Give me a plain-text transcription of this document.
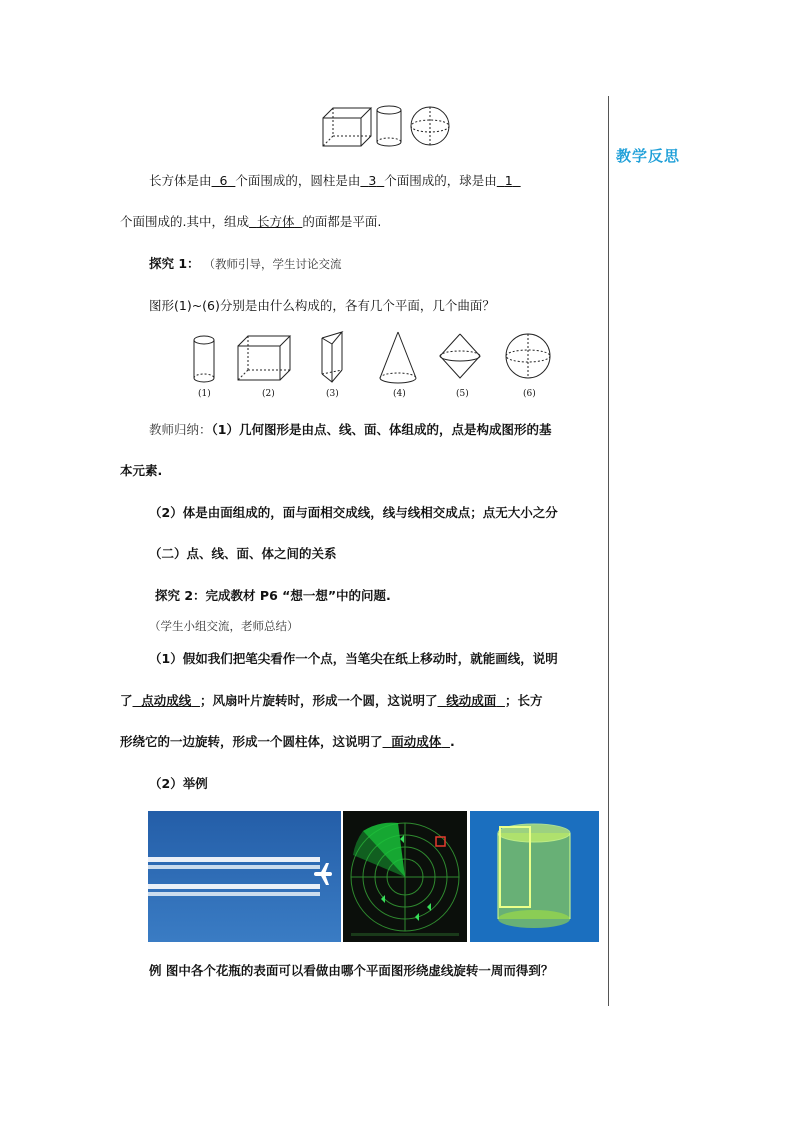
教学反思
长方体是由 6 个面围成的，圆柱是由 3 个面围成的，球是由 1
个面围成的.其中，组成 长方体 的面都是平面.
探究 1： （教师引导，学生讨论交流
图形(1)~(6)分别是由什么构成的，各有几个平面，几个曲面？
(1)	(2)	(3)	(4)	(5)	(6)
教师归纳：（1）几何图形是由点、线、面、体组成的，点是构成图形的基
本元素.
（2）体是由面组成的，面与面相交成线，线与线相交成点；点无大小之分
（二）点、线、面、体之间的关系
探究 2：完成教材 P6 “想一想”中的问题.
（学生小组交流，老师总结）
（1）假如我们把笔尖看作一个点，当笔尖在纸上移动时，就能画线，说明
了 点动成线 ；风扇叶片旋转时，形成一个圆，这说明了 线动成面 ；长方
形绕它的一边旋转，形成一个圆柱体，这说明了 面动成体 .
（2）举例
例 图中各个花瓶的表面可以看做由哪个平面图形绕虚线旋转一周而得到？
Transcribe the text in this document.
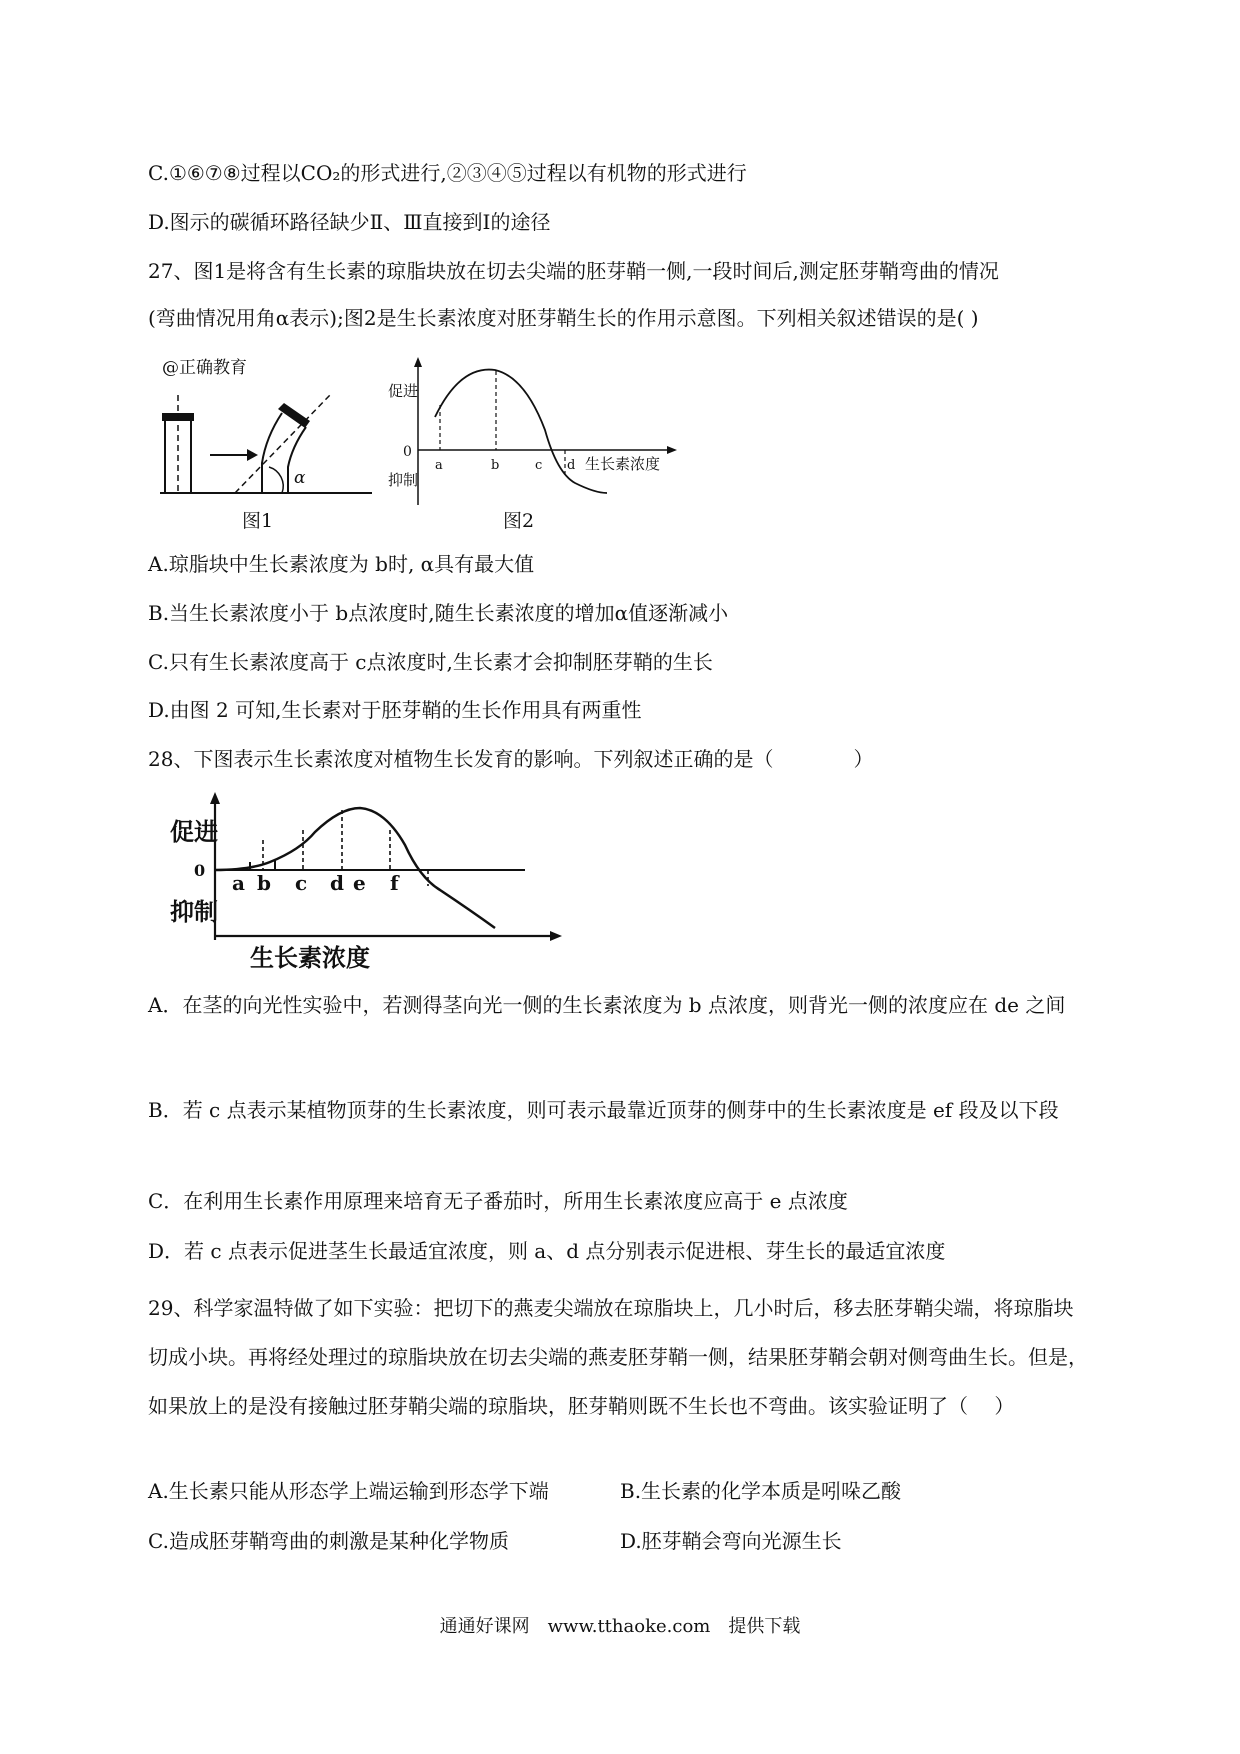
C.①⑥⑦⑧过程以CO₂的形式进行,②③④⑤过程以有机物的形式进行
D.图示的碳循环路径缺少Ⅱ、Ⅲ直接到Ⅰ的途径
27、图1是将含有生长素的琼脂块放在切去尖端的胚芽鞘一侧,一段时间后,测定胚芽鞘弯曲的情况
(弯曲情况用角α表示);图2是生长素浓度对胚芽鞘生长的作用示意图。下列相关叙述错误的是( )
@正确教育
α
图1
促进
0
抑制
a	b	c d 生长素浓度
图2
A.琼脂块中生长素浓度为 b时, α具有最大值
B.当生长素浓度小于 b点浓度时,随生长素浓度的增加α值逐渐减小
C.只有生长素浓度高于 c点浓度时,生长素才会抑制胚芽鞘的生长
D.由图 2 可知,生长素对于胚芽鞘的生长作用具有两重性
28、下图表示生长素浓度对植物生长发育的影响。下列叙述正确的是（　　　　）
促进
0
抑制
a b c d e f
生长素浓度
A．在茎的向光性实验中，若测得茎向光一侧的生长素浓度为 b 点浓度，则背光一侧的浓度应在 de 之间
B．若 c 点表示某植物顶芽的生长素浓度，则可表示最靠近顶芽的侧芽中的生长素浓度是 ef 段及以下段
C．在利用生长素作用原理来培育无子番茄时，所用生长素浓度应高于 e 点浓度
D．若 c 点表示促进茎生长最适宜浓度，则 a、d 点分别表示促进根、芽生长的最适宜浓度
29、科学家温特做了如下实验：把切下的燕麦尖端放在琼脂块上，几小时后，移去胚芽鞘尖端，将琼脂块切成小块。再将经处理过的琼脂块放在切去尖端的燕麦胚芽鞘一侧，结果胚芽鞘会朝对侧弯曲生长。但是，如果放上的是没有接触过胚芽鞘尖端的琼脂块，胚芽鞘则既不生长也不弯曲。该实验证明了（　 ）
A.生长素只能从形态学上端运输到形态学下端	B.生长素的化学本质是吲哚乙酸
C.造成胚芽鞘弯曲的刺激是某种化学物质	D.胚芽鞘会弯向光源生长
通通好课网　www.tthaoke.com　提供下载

________________

* [INSTRUCTIONS TO FOLLOW]
The data above needs to be retyped exactly, with the images left out.

* [EXERCISE RESPONSE]
Give me a plain-text transcription of this document.
教学反思
长方体是由 6 个面围成的，圆柱是由 3 个面围成的，球是由 1
个面围成的.其中，组成 长方体 的面都是平面.
探究 1： （教师引导，学生讨论交流
图形(1)~(6)分别是由什么构成的，各有几个平面，几个曲面？
(1)	(2)	(3)	(4)	(5)	(6)
教师归纳：（1）几何图形是由点、线、面、体组成的，点是构成图形的基
本元素.
（2）体是由面组成的，面与面相交成线，线与线相交成点；点无大小之分
（二）点、线、面、体之间的关系
探究 2：完成教材 P6 “想一想”中的问题.
（学生小组交流，老师总结）
（1）假如我们把笔尖看作一个点，当笔尖在纸上移动时，就能画线，说明
了 点动成线 ；风扇叶片旋转时，形成一个圆，这说明了 线动成面 ；长方
形绕它的一边旋转，形成一个圆柱体，这说明了 面动成体 .
（2）举例
例 图中各个花瓶的表面可以看做由哪个平面图形绕虚线旋转一周而得到？
Transcribe the text in this document.
C.①⑥⑦⑧过程以CO₂的形式进行,②③④⑤过程以有机物的形式进行
D.图示的碳循环路径缺少Ⅱ、Ⅲ直接到Ⅰ的途径
27、图1是将含有生长素的琼脂块放在切去尖端的胚芽鞘一侧,一段时间后,测定胚芽鞘弯曲的情况
(弯曲情况用角α表示);图2是生长素浓度对胚芽鞘生长的作用示意图。下列相关叙述错误的是( )
@正确教育
α
图1
促进
0
抑制
a	b	c d 生长素浓度
图2
A.琼脂块中生长素浓度为 b时, α具有最大值
B.当生长素浓度小于 b点浓度时,随生长素浓度的增加α值逐渐减小
C.只有生长素浓度高于 c点浓度时,生长素才会抑制胚芽鞘的生长
D.由图 2 可知,生长素对于胚芽鞘的生长作用具有两重性
28、下图表示生长素浓度对植物生长发育的影响。下列叙述正确的是（　　　　）
促进
0
抑制
a b c d e f
生长素浓度
A．在茎的向光性实验中，若测得茎向光一侧的生长素浓度为 b 点浓度，则背光一侧的浓度应在 de 之间
B．若 c 点表示某植物顶芽的生长素浓度，则可表示最靠近顶芽的侧芽中的生长素浓度是 ef 段及以下段
C．在利用生长素作用原理来培育无子番茄时，所用生长素浓度应高于 e 点浓度
D．若 c 点表示促进茎生长最适宜浓度，则 a、d 点分别表示促进根、芽生长的最适宜浓度
29、科学家温特做了如下实验：把切下的燕麦尖端放在琼脂块上，几小时后，移去胚芽鞘尖端，将琼脂块切成小块。再将经处理过的琼脂块放在切去尖端的燕麦胚芽鞘一侧，结果胚芽鞘会朝对侧弯曲生长。但是，如果放上的是没有接触过胚芽鞘尖端的琼脂块，胚芽鞘则既不生长也不弯曲。该实验证明了（　 ）
A.生长素只能从形态学上端运输到形态学下端	B.生长素的化学本质是吲哚乙酸
C.造成胚芽鞘弯曲的刺激是某种化学物质	D.胚芽鞘会弯向光源生长
通通好课网　www.tthaoke.com　提供下载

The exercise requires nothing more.